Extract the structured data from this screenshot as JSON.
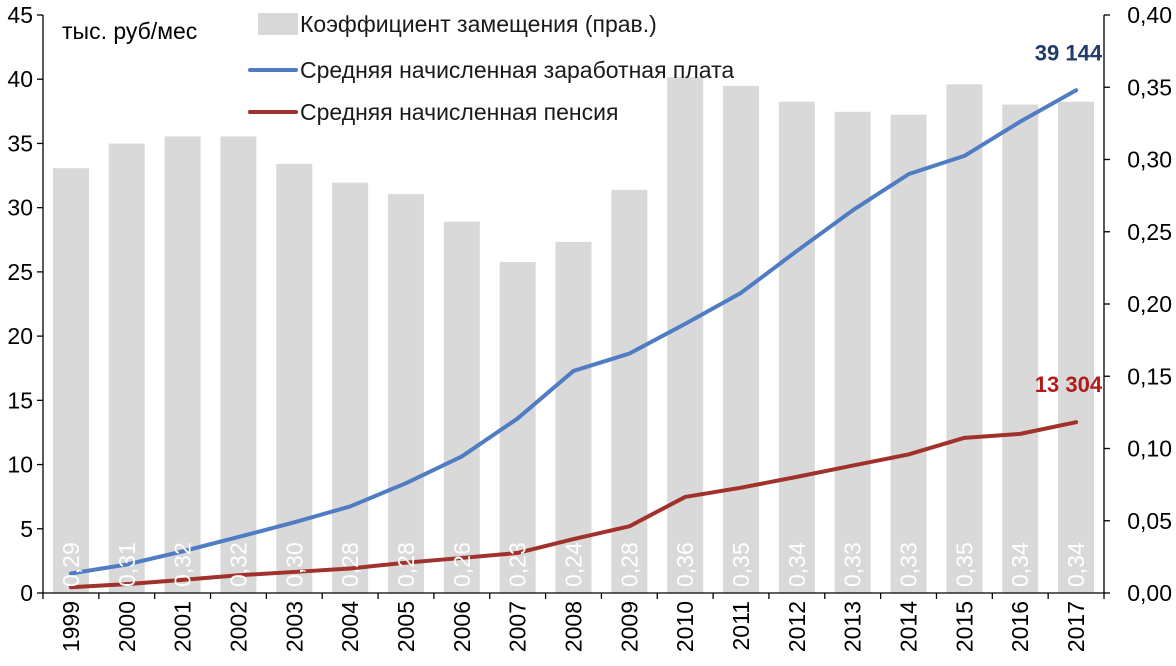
{
  "chart_data": {
    "type": "bar",
    "title": "",
    "unit_label": "тыс. руб/мес",
    "categories": [
      "1999",
      "2000",
      "2001",
      "2002",
      "2003",
      "2004",
      "2005",
      "2006",
      "2007",
      "2008",
      "2009",
      "2010",
      "2011",
      "2012",
      "2013",
      "2014",
      "2015",
      "2016",
      "2017"
    ],
    "y_left": {
      "min": 0,
      "max": 45,
      "step": 5,
      "tick_labels": [
        "0",
        "5",
        "10",
        "15",
        "20",
        "25",
        "30",
        "35",
        "40",
        "45"
      ]
    },
    "y_right": {
      "min": 0,
      "max": 0.4,
      "step": 0.05,
      "tick_labels": [
        "0,00",
        "0,05",
        "0,10",
        "0,15",
        "0,20",
        "0,25",
        "0,30",
        "0,35",
        "0,40"
      ]
    },
    "grid": true,
    "legend_position": "top-center",
    "series": [
      {
        "name": "Коэффициент замещения (прав.)",
        "type": "bar",
        "axis": "right",
        "color": "#d9d9d9",
        "values": [
          0.294,
          0.311,
          0.316,
          0.316,
          0.297,
          0.284,
          0.276,
          0.257,
          0.229,
          0.243,
          0.279,
          0.357,
          0.351,
          0.34,
          0.333,
          0.331,
          0.352,
          0.338,
          0.34
        ],
        "labels": [
          "0,29",
          "0,31",
          "0,32",
          "0,32",
          "0,30",
          "0,28",
          "0,28",
          "0,26",
          "0,23",
          "0,24",
          "0,28",
          "0,36",
          "0,35",
          "0,34",
          "0,33",
          "0,33",
          "0,35",
          "0,34",
          "0,34"
        ]
      },
      {
        "name": "Средняя начисленная заработная плата",
        "type": "line",
        "axis": "left",
        "color": "#4f7cc3",
        "values": [
          1.52,
          2.22,
          3.24,
          4.36,
          5.5,
          6.74,
          8.55,
          10.63,
          13.59,
          17.29,
          18.64,
          20.95,
          23.37,
          26.63,
          29.79,
          32.61,
          34.03,
          36.7,
          39.14
        ],
        "end_label": "39 144",
        "end_label_color": "#1f3d6b"
      },
      {
        "name": "Средняя начисленная пенсия",
        "type": "line",
        "axis": "left",
        "color": "#a0312b",
        "values": [
          0.45,
          0.69,
          1.02,
          1.38,
          1.64,
          1.91,
          2.36,
          2.73,
          3.12,
          4.2,
          5.19,
          7.48,
          8.2,
          9.04,
          9.92,
          10.79,
          12.08,
          12.39,
          13.3
        ],
        "end_label": "13 304",
        "end_label_color": "#b01c1c"
      }
    ]
  }
}
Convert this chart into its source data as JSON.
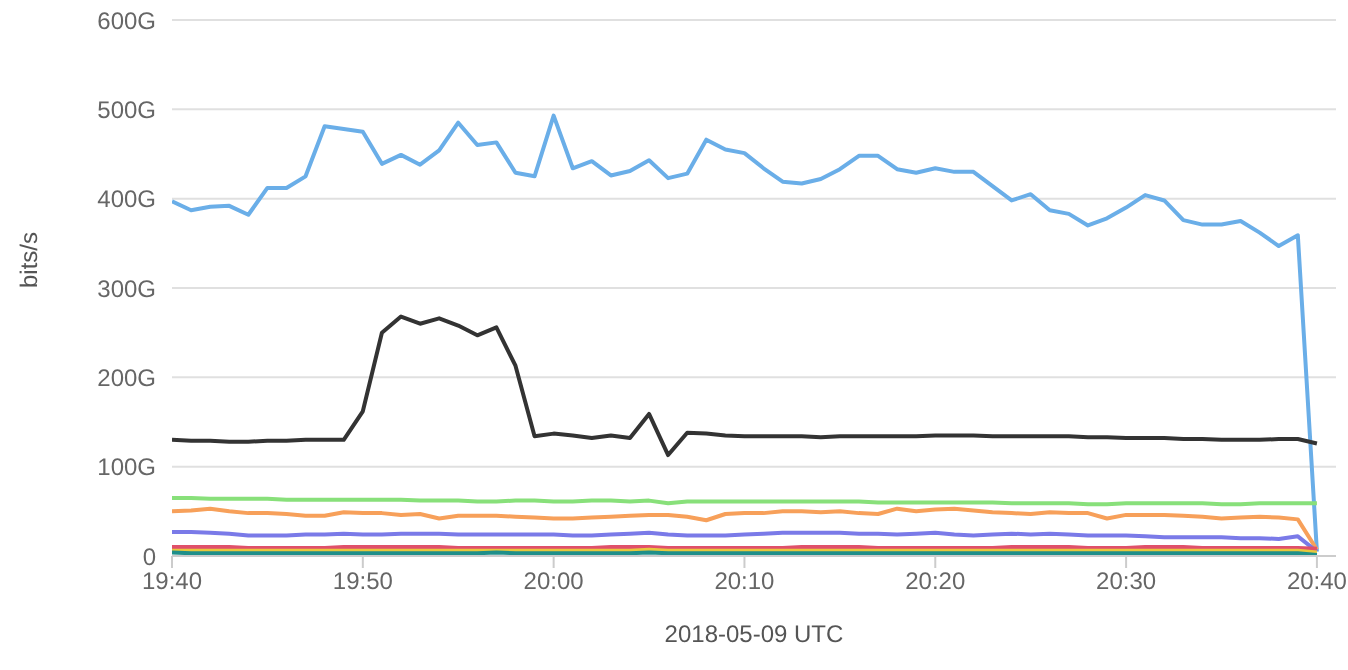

[EXERCISE OBJECTIVE]:
Copy the records above exactly. The pictures are not part of the copy.

[EXERCISE SOLUTION]:
Extract the structured data from this screenshot as JSON.
{
  "chart_data": {
    "type": "bar",
    "title": "",
    "unit_label": "тыс. руб/мес",
    "categories": [
      "1999",
      "2000",
      "2001",
      "2002",
      "2003",
      "2004",
      "2005",
      "2006",
      "2007",
      "2008",
      "2009",
      "2010",
      "2011",
      "2012",
      "2013",
      "2014",
      "2015",
      "2016",
      "2017"
    ],
    "y_left": {
      "min": 0,
      "max": 45,
      "step": 5,
      "tick_labels": [
        "0",
        "5",
        "10",
        "15",
        "20",
        "25",
        "30",
        "35",
        "40",
        "45"
      ]
    },
    "y_right": {
      "min": 0,
      "max": 0.4,
      "step": 0.05,
      "tick_labels": [
        "0,00",
        "0,05",
        "0,10",
        "0,15",
        "0,20",
        "0,25",
        "0,30",
        "0,35",
        "0,40"
      ]
    },
    "grid": true,
    "legend_position": "top-center",
    "series": [
      {
        "name": "Коэффициент замещения (прав.)",
        "type": "bar",
        "axis": "right",
        "color": "#d9d9d9",
        "values": [
          0.294,
          0.311,
          0.316,
          0.316,
          0.297,
          0.284,
          0.276,
          0.257,
          0.229,
          0.243,
          0.279,
          0.357,
          0.351,
          0.34,
          0.333,
          0.331,
          0.352,
          0.338,
          0.34
        ],
        "labels": [
          "0,29",
          "0,31",
          "0,32",
          "0,32",
          "0,30",
          "0,28",
          "0,28",
          "0,26",
          "0,23",
          "0,24",
          "0,28",
          "0,36",
          "0,35",
          "0,34",
          "0,33",
          "0,33",
          "0,35",
          "0,34",
          "0,34"
        ]
      },
      {
        "name": "Средняя начисленная заработная плата",
        "type": "line",
        "axis": "left",
        "color": "#4f7cc3",
        "values": [
          1.52,
          2.22,
          3.24,
          4.36,
          5.5,
          6.74,
          8.55,
          10.63,
          13.59,
          17.29,
          18.64,
          20.95,
          23.37,
          26.63,
          29.79,
          32.61,
          34.03,
          36.7,
          39.14
        ],
        "end_label": "39 144",
        "end_label_color": "#1f3d6b"
      },
      {
        "name": "Средняя начисленная пенсия",
        "type": "line",
        "axis": "left",
        "color": "#a0312b",
        "values": [
          0.45,
          0.69,
          1.02,
          1.38,
          1.64,
          1.91,
          2.36,
          2.73,
          3.12,
          4.2,
          5.19,
          7.48,
          8.2,
          9.04,
          9.92,
          10.79,
          12.08,
          12.39,
          13.3
        ],
        "end_label": "13 304",
        "end_label_color": "#b01c1c"
      }
    ]
  }
}
Convert this chart into its source data as JSON.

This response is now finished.